TASK TO CARRY OUT: What is the number of lines containing "mail"? Give only that number.

>> start PROVIDED DATA

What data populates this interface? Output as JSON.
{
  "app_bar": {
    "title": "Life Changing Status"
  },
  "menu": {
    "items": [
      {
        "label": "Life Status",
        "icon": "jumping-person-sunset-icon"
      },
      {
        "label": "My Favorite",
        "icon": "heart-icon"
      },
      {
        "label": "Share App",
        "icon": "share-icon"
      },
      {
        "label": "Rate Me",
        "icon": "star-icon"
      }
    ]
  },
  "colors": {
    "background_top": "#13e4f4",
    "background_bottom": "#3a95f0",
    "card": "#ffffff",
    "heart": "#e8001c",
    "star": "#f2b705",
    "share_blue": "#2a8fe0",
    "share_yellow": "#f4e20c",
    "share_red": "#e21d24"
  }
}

>> end PROVIDED DATA
>> start PROVIDED DATA

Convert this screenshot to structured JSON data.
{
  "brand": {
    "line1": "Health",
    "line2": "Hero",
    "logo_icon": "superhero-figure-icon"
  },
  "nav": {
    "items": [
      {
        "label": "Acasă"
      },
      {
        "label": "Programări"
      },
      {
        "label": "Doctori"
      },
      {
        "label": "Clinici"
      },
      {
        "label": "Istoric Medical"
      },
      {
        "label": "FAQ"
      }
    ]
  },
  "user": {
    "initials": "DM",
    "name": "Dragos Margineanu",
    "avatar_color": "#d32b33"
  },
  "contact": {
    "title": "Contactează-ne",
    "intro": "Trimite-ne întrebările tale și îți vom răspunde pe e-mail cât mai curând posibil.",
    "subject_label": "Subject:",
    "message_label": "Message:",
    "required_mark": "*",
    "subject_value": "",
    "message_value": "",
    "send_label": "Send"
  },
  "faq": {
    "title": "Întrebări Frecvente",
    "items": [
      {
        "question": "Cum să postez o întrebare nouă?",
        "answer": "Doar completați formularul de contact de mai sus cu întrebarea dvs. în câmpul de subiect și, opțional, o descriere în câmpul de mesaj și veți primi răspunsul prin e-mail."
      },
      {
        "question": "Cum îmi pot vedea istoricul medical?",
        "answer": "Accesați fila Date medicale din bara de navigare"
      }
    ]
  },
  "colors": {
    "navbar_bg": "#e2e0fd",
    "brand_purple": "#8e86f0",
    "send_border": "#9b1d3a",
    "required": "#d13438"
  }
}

>> end PROVIDED DATA

RESPONSE TO THIS EXERCISE: 2